■ WHAT YOU SHOULD DO: Search the listing below for "start". Copy each matching line.

Dataset rows about figures
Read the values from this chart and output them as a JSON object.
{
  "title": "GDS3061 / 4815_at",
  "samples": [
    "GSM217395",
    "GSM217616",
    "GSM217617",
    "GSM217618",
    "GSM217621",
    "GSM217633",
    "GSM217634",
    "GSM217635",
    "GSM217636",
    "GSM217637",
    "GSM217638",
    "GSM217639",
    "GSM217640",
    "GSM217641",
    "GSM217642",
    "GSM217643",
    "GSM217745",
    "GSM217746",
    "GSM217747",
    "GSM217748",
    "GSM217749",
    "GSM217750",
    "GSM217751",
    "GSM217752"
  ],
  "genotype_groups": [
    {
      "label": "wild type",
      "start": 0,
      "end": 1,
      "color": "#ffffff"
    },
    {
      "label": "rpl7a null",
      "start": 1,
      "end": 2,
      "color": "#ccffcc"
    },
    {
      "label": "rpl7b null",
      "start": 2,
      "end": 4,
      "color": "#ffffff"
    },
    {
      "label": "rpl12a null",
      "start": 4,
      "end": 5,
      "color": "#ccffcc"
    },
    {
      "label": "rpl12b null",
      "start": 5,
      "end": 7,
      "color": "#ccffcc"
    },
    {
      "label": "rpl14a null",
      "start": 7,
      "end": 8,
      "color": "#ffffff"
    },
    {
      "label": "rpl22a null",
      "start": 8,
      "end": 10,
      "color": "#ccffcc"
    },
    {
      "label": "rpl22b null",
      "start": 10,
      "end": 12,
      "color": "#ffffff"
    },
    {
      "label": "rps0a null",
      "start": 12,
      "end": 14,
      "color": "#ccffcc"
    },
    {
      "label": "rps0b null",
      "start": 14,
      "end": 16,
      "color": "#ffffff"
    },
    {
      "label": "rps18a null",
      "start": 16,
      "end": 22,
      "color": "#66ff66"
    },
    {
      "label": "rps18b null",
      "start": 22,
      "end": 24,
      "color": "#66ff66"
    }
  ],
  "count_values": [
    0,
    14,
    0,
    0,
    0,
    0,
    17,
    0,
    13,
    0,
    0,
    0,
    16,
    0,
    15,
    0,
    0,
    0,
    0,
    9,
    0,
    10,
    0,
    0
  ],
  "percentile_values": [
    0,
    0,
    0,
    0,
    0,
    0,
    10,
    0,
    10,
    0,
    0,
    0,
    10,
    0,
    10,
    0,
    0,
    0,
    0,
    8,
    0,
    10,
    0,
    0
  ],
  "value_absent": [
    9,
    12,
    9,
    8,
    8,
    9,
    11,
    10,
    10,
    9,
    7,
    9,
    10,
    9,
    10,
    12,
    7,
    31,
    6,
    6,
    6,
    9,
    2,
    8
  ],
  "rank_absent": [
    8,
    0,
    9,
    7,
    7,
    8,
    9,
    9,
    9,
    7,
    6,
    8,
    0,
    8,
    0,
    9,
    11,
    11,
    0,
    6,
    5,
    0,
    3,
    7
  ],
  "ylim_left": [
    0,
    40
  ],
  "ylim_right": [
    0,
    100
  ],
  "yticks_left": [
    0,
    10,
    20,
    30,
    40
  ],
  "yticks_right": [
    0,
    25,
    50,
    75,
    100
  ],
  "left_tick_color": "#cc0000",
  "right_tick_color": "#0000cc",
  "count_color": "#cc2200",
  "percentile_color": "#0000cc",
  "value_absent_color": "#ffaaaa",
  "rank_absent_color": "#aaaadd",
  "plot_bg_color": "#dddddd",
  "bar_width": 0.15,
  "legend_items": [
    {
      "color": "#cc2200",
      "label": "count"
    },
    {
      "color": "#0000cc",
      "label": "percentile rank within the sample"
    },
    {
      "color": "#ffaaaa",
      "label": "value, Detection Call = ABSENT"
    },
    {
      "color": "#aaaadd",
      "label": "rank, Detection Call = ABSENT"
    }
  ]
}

■ EXPECTED ANSWER:
      "start": 0,
      "start": 1,
      "start": 2,
      "start": 4,
      "start": 5,
      "start": 7,
      "start": 8,
      "start": 10,
      "start": 12,
      "start": 14,
      "start": 16,
      "start": 22,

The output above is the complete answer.